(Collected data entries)
>> START

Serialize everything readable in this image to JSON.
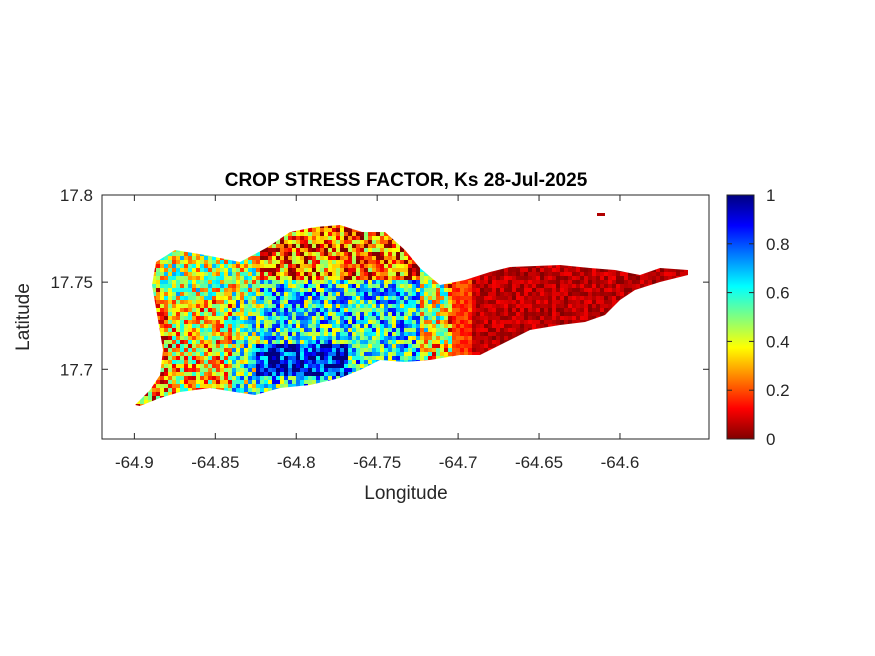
{
  "chart_data": {
    "type": "heatmap",
    "title": "CROP STRESS FACTOR, Ks  28-Jul-2025",
    "xlabel": "Longitude",
    "ylabel": "Latitude",
    "xlim": [
      -64.92,
      -64.545
    ],
    "ylim": [
      17.66,
      17.8
    ],
    "xticks": [
      -64.9,
      -64.85,
      -64.8,
      -64.75,
      -64.7,
      -64.65,
      -64.6
    ],
    "xtick_labels": [
      "-64.9",
      "-64.85",
      "-64.8",
      "-64.75",
      "-64.7",
      "-64.65",
      "-64.6"
    ],
    "yticks": [
      17.7,
      17.75,
      17.8
    ],
    "ytick_labels": [
      "17.7",
      "17.75",
      "17.8"
    ],
    "colormap": "jet (reversed)",
    "colorbar": {
      "min": 0,
      "max": 1,
      "ticks": [
        0,
        0.2,
        0.4,
        0.6,
        0.8,
        1
      ],
      "tick_labels": [
        "0",
        "0.2",
        "0.4",
        "0.6",
        "0.8",
        "1"
      ],
      "colors_low_to_high": [
        "#800000",
        "#ff0000",
        "#ff8000",
        "#ffff00",
        "#80ff80",
        "#00ffff",
        "#0080ff",
        "#0000ff",
        "#000080"
      ]
    },
    "regions": [
      {
        "lon_range": [
          -64.9,
          -64.84
        ],
        "approx_value": 0.3
      },
      {
        "lon_range": [
          -64.84,
          -64.76
        ],
        "approx_value": 0.6
      },
      {
        "lon_range": [
          -64.76,
          -64.72
        ],
        "approx_value": 0.3
      },
      {
        "lon_range": [
          -64.72,
          -64.56
        ],
        "approx_value": 0.05
      }
    ],
    "grid": false,
    "box": true
  }
}
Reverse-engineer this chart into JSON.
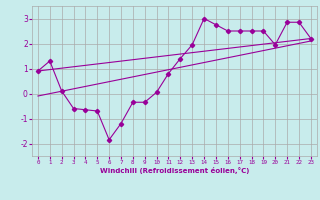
{
  "xlabel": "Windchill (Refroidissement éolien,°C)",
  "background_color": "#c8ecec",
  "grid_color": "#aaaaaa",
  "line_color": "#990099",
  "xlim": [
    -0.5,
    23.5
  ],
  "ylim": [
    -2.5,
    3.5
  ],
  "yticks": [
    -2,
    -1,
    0,
    1,
    2,
    3
  ],
  "xticks": [
    0,
    1,
    2,
    3,
    4,
    5,
    6,
    7,
    8,
    9,
    10,
    11,
    12,
    13,
    14,
    15,
    16,
    17,
    18,
    19,
    20,
    21,
    22,
    23
  ],
  "series1_x": [
    0,
    1,
    2,
    3,
    4,
    5,
    6,
    7,
    8,
    9,
    10,
    11,
    12,
    13,
    14,
    15,
    16,
    17,
    18,
    19,
    20,
    21,
    22,
    23
  ],
  "series1_y": [
    0.9,
    1.3,
    0.1,
    -0.6,
    -0.65,
    -0.7,
    -1.85,
    -1.2,
    -0.35,
    -0.35,
    0.05,
    0.8,
    1.4,
    1.95,
    3.0,
    2.75,
    2.5,
    2.5,
    2.5,
    2.5,
    1.95,
    2.85,
    2.85,
    2.2
  ],
  "series2_x": [
    0,
    23
  ],
  "series2_y": [
    0.9,
    2.2
  ],
  "series3_x": [
    0,
    23
  ],
  "series3_y": [
    -0.1,
    2.1
  ]
}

>> END

# The task
Write every record out again exactly; no pictures belong in the copy.

# Answer to the exercise
Serialize everything readable in this image to JSON.
{
  "chart_data": {
    "type": "heatmap",
    "title": "CROP STRESS FACTOR, Ks  28-Jul-2025",
    "xlabel": "Longitude",
    "ylabel": "Latitude",
    "xlim": [
      -64.92,
      -64.545
    ],
    "ylim": [
      17.66,
      17.8
    ],
    "xticks": [
      -64.9,
      -64.85,
      -64.8,
      -64.75,
      -64.7,
      -64.65,
      -64.6
    ],
    "xtick_labels": [
      "-64.9",
      "-64.85",
      "-64.8",
      "-64.75",
      "-64.7",
      "-64.65",
      "-64.6"
    ],
    "yticks": [
      17.7,
      17.75,
      17.8
    ],
    "ytick_labels": [
      "17.7",
      "17.75",
      "17.8"
    ],
    "colormap": "jet (reversed)",
    "colorbar": {
      "min": 0,
      "max": 1,
      "ticks": [
        0,
        0.2,
        0.4,
        0.6,
        0.8,
        1
      ],
      "tick_labels": [
        "0",
        "0.2",
        "0.4",
        "0.6",
        "0.8",
        "1"
      ],
      "colors_low_to_high": [
        "#800000",
        "#ff0000",
        "#ff8000",
        "#ffff00",
        "#80ff80",
        "#00ffff",
        "#0080ff",
        "#0000ff",
        "#000080"
      ]
    },
    "regions": [
      {
        "lon_range": [
          -64.9,
          -64.84
        ],
        "approx_value": 0.3
      },
      {
        "lon_range": [
          -64.84,
          -64.76
        ],
        "approx_value": 0.6
      },
      {
        "lon_range": [
          -64.76,
          -64.72
        ],
        "approx_value": 0.3
      },
      {
        "lon_range": [
          -64.72,
          -64.56
        ],
        "approx_value": 0.05
      }
    ],
    "grid": false,
    "box": true
  }
}
Reverse-engineer this chart into JSON.
{
  "xlabel": "Windchill (Refroidissement éolien,°C)",
  "background_color": "#c8ecec",
  "grid_color": "#aaaaaa",
  "line_color": "#990099",
  "xlim": [
    -0.5,
    23.5
  ],
  "ylim": [
    -2.5,
    3.5
  ],
  "yticks": [
    -2,
    -1,
    0,
    1,
    2,
    3
  ],
  "xticks": [
    0,
    1,
    2,
    3,
    4,
    5,
    6,
    7,
    8,
    9,
    10,
    11,
    12,
    13,
    14,
    15,
    16,
    17,
    18,
    19,
    20,
    21,
    22,
    23
  ],
  "series1_x": [
    0,
    1,
    2,
    3,
    4,
    5,
    6,
    7,
    8,
    9,
    10,
    11,
    12,
    13,
    14,
    15,
    16,
    17,
    18,
    19,
    20,
    21,
    22,
    23
  ],
  "series1_y": [
    0.9,
    1.3,
    0.1,
    -0.6,
    -0.65,
    -0.7,
    -1.85,
    -1.2,
    -0.35,
    -0.35,
    0.05,
    0.8,
    1.4,
    1.95,
    3.0,
    2.75,
    2.5,
    2.5,
    2.5,
    2.5,
    1.95,
    2.85,
    2.85,
    2.2
  ],
  "series2_x": [
    0,
    23
  ],
  "series2_y": [
    0.9,
    2.2
  ],
  "series3_x": [
    0,
    23
  ],
  "series3_y": [
    -0.1,
    2.1
  ]
}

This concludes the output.